* WRITTEN EXERCISE
Copy out every line in which the string "this" occurs.

* DATASET RECORDS
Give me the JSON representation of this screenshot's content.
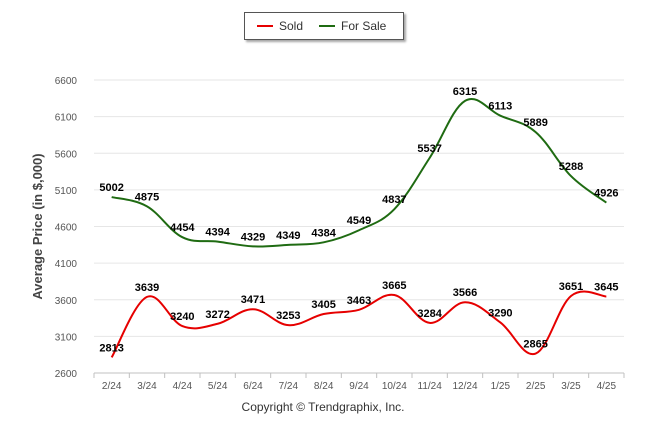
{
  "chart_data": {
    "type": "line",
    "title": "",
    "xlabel": "",
    "ylabel": "Average Price (in $,000)",
    "categories": [
      "2/24",
      "3/24",
      "4/24",
      "5/24",
      "6/24",
      "7/24",
      "8/24",
      "9/24",
      "10/24",
      "11/24",
      "12/24",
      "1/25",
      "2/25",
      "3/25",
      "4/25"
    ],
    "series": [
      {
        "name": "Sold",
        "color": "#e60000",
        "values": [
          2813,
          3639,
          3240,
          3272,
          3471,
          3253,
          3405,
          3463,
          3665,
          3284,
          3566,
          3290,
          2865,
          3651,
          3645
        ]
      },
      {
        "name": "For Sale",
        "color": "#1f6b12",
        "values": [
          5002,
          4875,
          4454,
          4394,
          4329,
          4349,
          4384,
          4549,
          4837,
          5537,
          6315,
          6113,
          5889,
          5288,
          4926
        ]
      }
    ],
    "y_ticks": [
      2600,
      3100,
      3600,
      4100,
      4600,
      5100,
      5600,
      6100,
      6600
    ],
    "ylim": [
      2600,
      6600
    ],
    "grid": true,
    "legend_position": "top-center"
  },
  "legend": {
    "sold_label": "Sold",
    "for_sale_label": "For Sale"
  },
  "footer": "Copyright © Trendgraphix, Inc."
}
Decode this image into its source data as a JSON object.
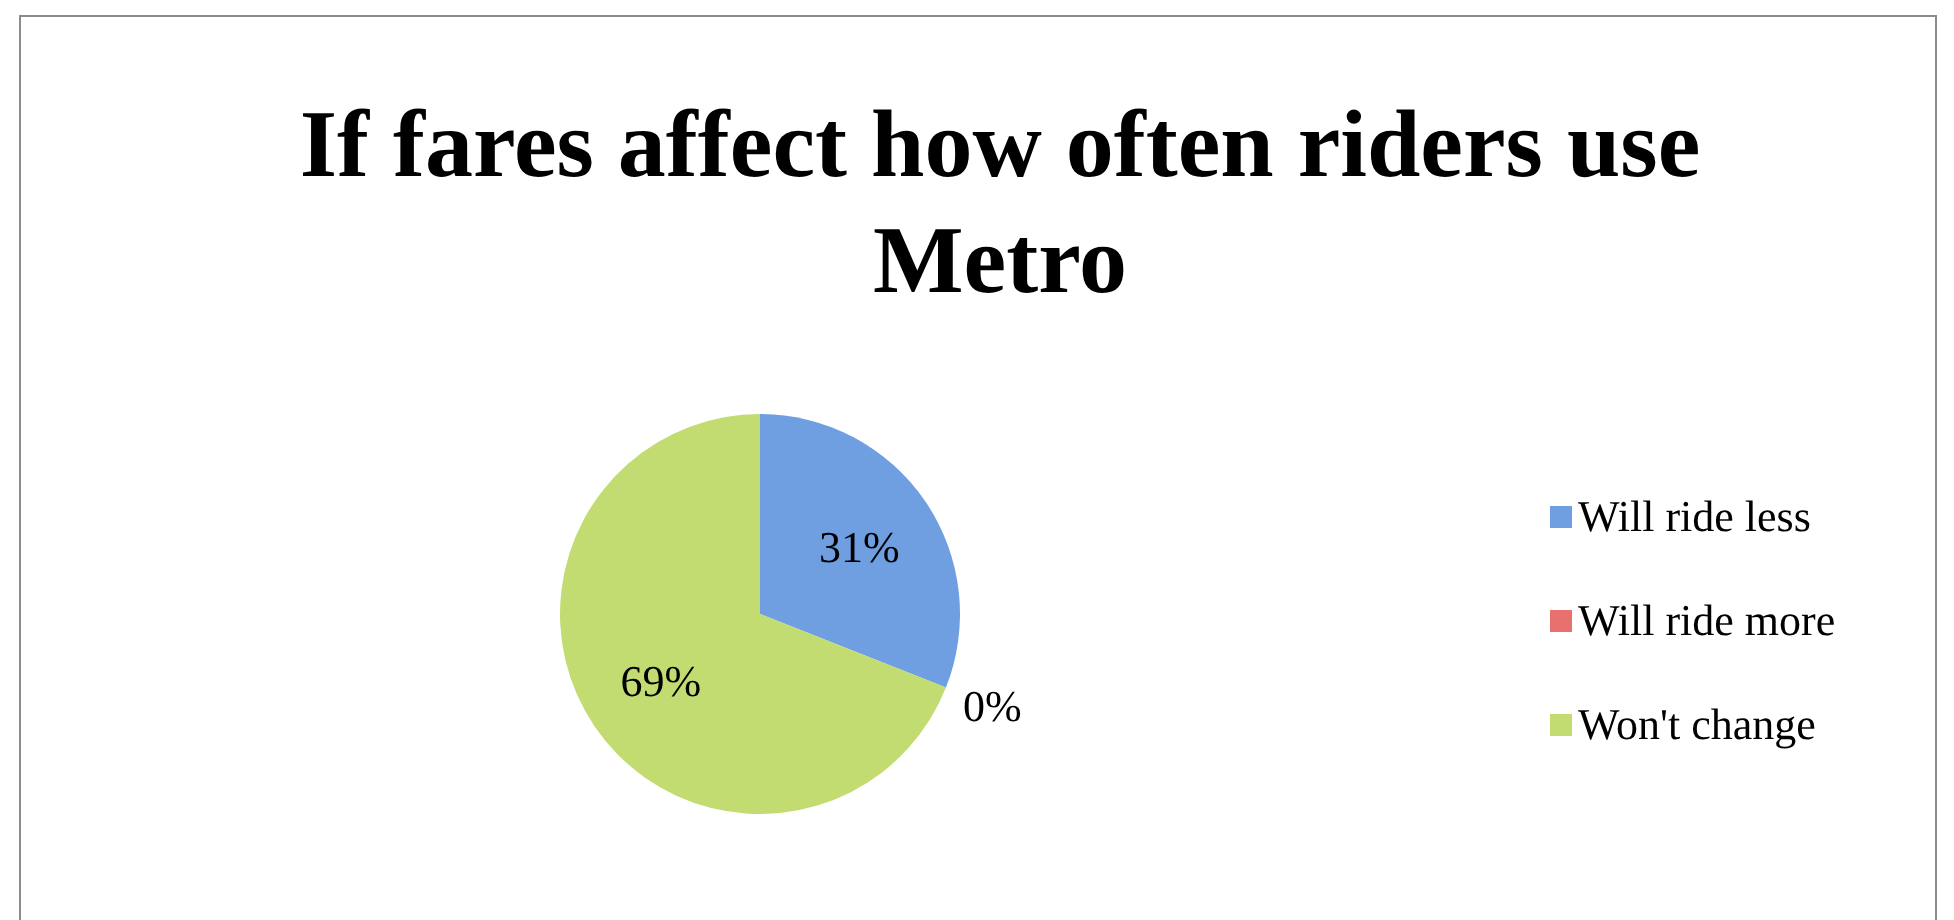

* COMPLETED TASK
Give me the JSON representation of this screenshot's content.
Decode this image into its source data as a JSON object.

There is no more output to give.